>> START Stored records

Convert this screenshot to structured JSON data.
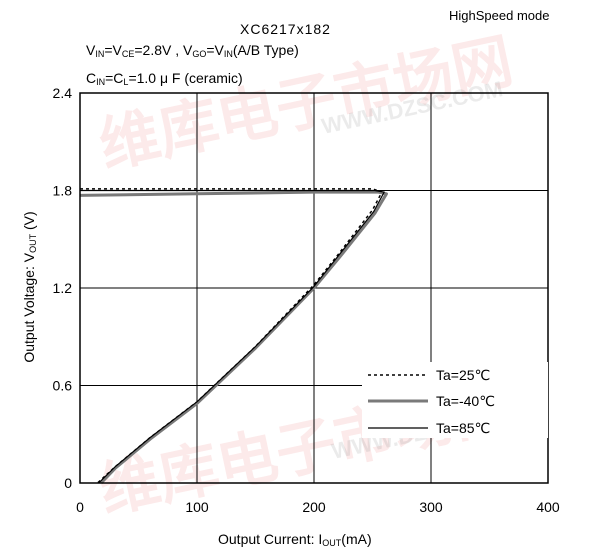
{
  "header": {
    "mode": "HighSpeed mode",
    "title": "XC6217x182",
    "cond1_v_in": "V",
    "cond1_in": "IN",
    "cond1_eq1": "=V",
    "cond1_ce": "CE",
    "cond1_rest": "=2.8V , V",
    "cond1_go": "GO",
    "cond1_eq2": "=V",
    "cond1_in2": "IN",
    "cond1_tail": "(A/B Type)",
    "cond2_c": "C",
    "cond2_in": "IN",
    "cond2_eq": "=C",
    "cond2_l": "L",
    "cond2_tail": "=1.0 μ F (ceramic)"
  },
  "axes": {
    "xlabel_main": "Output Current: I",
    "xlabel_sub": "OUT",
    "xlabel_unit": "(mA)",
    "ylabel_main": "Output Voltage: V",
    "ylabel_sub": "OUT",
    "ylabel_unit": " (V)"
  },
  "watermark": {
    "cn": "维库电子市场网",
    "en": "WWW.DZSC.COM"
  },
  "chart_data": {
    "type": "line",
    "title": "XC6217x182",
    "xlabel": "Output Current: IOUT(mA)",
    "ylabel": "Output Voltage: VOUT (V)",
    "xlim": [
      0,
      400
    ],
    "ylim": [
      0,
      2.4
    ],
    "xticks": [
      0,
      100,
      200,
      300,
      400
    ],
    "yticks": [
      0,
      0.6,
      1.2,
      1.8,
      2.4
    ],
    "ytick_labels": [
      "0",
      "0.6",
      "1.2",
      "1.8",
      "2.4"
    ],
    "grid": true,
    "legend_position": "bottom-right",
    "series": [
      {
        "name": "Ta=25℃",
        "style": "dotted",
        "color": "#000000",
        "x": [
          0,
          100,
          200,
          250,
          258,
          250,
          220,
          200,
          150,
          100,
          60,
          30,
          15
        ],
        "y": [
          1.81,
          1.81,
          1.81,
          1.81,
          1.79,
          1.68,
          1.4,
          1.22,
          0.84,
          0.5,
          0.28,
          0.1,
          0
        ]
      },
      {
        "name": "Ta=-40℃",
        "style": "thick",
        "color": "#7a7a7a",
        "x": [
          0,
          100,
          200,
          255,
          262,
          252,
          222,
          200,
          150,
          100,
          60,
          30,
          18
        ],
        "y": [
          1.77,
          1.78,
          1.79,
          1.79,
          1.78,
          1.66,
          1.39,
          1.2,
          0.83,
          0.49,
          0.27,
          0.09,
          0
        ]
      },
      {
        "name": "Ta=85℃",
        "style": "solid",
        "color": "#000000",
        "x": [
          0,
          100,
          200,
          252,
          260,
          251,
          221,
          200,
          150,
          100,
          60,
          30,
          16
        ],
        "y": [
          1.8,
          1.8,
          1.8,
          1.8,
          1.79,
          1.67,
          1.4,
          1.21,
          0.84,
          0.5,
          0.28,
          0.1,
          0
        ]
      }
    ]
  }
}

>> END Stored records

[Exercise description] Return the whole listing, word for word, and leave out every picture.

[Exercise solution]
Convert this screenshot to structured JSON data.
{
  "header": {
    "mode": "HighSpeed mode",
    "title": "XC6217x182",
    "cond1_v_in": "V",
    "cond1_in": "IN",
    "cond1_eq1": "=V",
    "cond1_ce": "CE",
    "cond1_rest": "=2.8V , V",
    "cond1_go": "GO",
    "cond1_eq2": "=V",
    "cond1_in2": "IN",
    "cond1_tail": "(A/B Type)",
    "cond2_c": "C",
    "cond2_in": "IN",
    "cond2_eq": "=C",
    "cond2_l": "L",
    "cond2_tail": "=1.0 μ F (ceramic)"
  },
  "axes": {
    "xlabel_main": "Output Current: I",
    "xlabel_sub": "OUT",
    "xlabel_unit": "(mA)",
    "ylabel_main": "Output Voltage: V",
    "ylabel_sub": "OUT",
    "ylabel_unit": " (V)"
  },
  "watermark": {
    "cn": "维库电子市场网",
    "en": "WWW.DZSC.COM"
  },
  "chart_data": {
    "type": "line",
    "title": "XC6217x182",
    "xlabel": "Output Current: IOUT(mA)",
    "ylabel": "Output Voltage: VOUT (V)",
    "xlim": [
      0,
      400
    ],
    "ylim": [
      0,
      2.4
    ],
    "xticks": [
      0,
      100,
      200,
      300,
      400
    ],
    "yticks": [
      0,
      0.6,
      1.2,
      1.8,
      2.4
    ],
    "ytick_labels": [
      "0",
      "0.6",
      "1.2",
      "1.8",
      "2.4"
    ],
    "grid": true,
    "legend_position": "bottom-right",
    "series": [
      {
        "name": "Ta=25℃",
        "style": "dotted",
        "color": "#000000",
        "x": [
          0,
          100,
          200,
          250,
          258,
          250,
          220,
          200,
          150,
          100,
          60,
          30,
          15
        ],
        "y": [
          1.81,
          1.81,
          1.81,
          1.81,
          1.79,
          1.68,
          1.4,
          1.22,
          0.84,
          0.5,
          0.28,
          0.1,
          0
        ]
      },
      {
        "name": "Ta=-40℃",
        "style": "thick",
        "color": "#7a7a7a",
        "x": [
          0,
          100,
          200,
          255,
          262,
          252,
          222,
          200,
          150,
          100,
          60,
          30,
          18
        ],
        "y": [
          1.77,
          1.78,
          1.79,
          1.79,
          1.78,
          1.66,
          1.39,
          1.2,
          0.83,
          0.49,
          0.27,
          0.09,
          0
        ]
      },
      {
        "name": "Ta=85℃",
        "style": "solid",
        "color": "#000000",
        "x": [
          0,
          100,
          200,
          252,
          260,
          251,
          221,
          200,
          150,
          100,
          60,
          30,
          16
        ],
        "y": [
          1.8,
          1.8,
          1.8,
          1.8,
          1.79,
          1.67,
          1.4,
          1.21,
          0.84,
          0.5,
          0.28,
          0.1,
          0
        ]
      }
    ]
  }
}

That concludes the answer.